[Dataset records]
+ + + + +

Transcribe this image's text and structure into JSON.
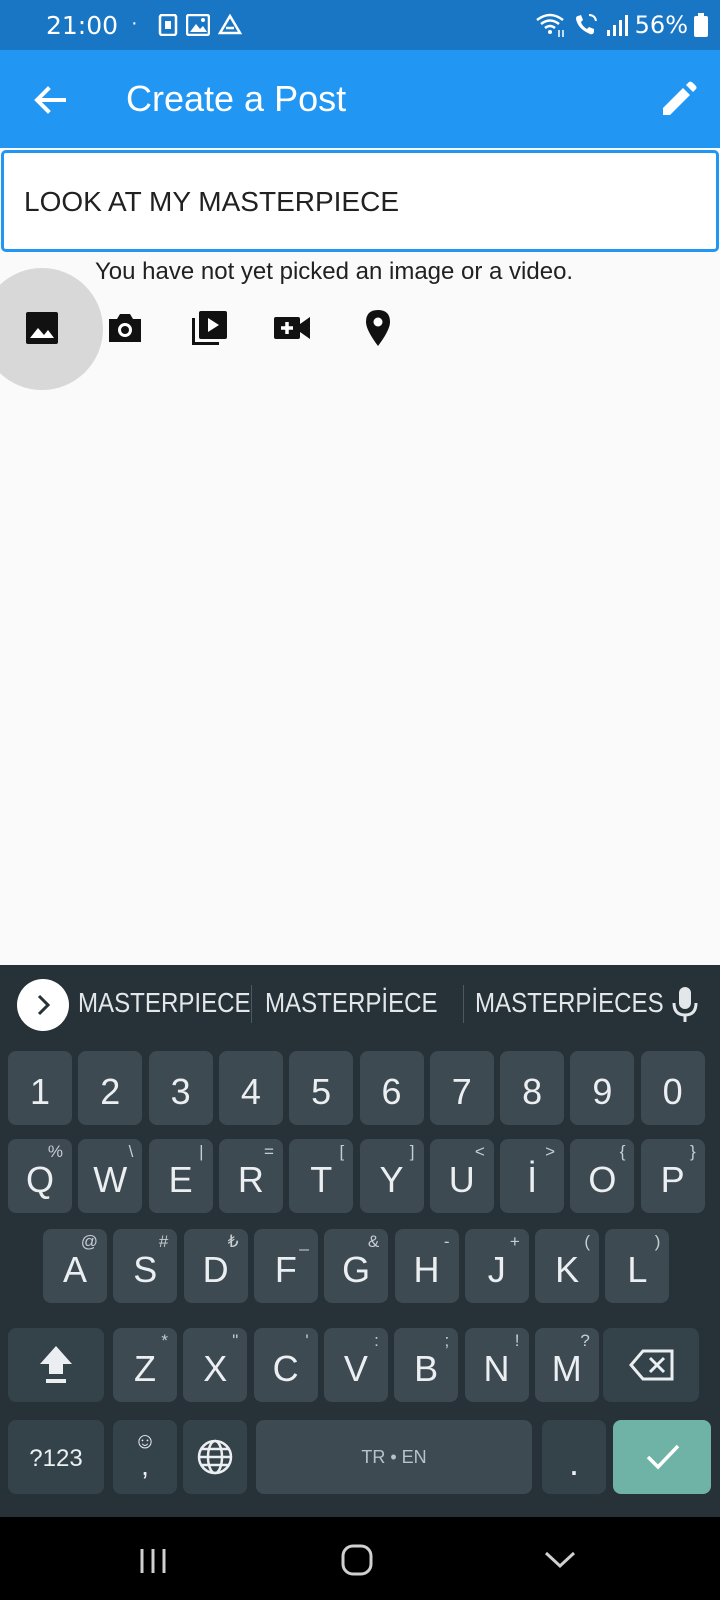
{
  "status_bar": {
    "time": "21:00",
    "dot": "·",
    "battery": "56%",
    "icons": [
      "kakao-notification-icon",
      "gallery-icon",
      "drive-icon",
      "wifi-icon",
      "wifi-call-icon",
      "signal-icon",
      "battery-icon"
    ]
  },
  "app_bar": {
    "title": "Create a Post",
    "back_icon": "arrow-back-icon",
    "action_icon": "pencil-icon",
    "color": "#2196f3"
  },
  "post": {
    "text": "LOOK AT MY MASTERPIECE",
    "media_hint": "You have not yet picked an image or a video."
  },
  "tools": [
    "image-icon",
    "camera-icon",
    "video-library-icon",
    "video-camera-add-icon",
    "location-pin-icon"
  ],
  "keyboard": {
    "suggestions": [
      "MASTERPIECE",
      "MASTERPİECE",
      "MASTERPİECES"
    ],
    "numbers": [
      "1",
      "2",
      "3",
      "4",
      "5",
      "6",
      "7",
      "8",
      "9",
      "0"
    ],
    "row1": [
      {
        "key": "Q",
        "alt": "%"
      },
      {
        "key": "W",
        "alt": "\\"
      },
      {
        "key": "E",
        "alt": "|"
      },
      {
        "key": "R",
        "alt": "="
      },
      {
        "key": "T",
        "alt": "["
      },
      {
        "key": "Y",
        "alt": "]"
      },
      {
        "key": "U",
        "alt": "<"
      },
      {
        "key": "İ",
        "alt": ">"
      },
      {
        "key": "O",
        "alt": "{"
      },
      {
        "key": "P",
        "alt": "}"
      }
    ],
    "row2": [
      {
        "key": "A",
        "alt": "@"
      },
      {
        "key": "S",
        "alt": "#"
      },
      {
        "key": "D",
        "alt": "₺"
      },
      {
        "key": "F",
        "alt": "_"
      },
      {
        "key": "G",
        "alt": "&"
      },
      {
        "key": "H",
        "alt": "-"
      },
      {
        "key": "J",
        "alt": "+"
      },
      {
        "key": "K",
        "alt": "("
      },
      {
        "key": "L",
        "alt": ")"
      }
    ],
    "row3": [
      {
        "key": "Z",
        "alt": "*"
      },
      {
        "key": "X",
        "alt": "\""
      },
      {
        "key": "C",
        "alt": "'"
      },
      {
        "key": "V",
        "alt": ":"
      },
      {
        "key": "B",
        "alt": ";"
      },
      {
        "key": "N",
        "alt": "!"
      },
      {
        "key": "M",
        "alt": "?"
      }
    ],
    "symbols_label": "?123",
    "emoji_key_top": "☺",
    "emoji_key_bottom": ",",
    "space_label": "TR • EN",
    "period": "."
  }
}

+ + + + +

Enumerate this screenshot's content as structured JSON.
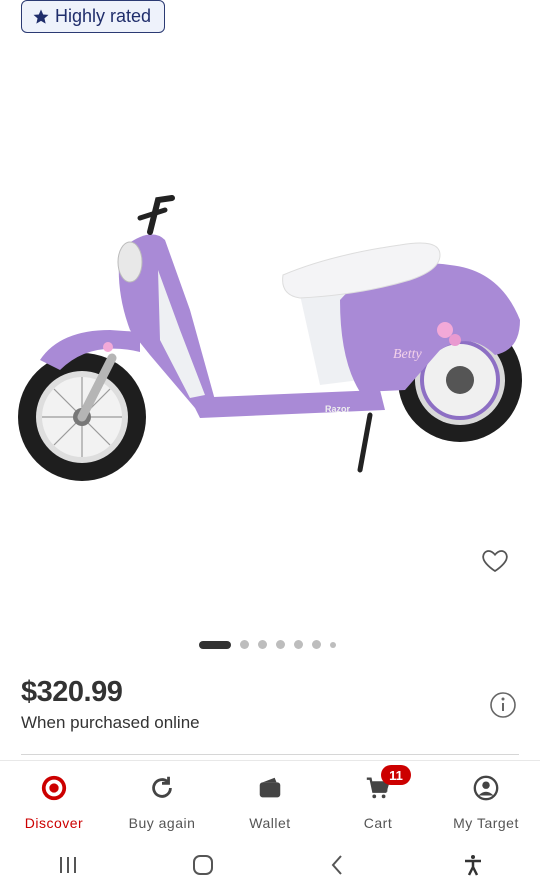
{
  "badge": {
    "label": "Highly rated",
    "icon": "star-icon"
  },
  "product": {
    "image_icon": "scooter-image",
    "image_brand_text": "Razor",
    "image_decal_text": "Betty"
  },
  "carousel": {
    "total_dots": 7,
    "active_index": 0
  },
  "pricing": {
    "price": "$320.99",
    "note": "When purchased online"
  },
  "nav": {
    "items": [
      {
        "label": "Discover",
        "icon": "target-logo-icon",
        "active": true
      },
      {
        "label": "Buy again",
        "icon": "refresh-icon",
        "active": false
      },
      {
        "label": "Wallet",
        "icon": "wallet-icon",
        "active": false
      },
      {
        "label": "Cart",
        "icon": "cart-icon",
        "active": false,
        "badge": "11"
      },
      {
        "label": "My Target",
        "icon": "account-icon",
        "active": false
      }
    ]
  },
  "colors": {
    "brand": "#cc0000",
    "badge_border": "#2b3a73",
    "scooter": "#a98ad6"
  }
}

+ + + + +

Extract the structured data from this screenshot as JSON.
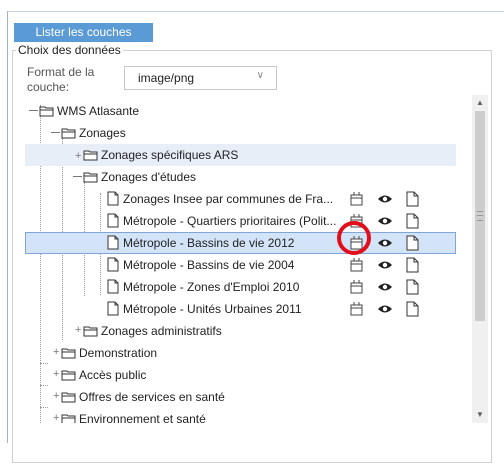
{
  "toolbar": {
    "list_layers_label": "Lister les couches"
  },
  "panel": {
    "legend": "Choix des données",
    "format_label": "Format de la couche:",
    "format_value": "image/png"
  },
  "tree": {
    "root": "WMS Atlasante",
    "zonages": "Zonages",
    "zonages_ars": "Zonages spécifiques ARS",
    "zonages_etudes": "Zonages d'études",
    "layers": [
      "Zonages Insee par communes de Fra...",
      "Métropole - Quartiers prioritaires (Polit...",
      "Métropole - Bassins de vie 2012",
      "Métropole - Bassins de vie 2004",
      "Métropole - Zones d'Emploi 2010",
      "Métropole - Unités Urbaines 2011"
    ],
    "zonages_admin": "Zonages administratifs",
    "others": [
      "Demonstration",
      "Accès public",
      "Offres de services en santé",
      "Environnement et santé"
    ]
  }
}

+ + + + +

Count each line above in which the string "Zonages" appears, then state only the total.

5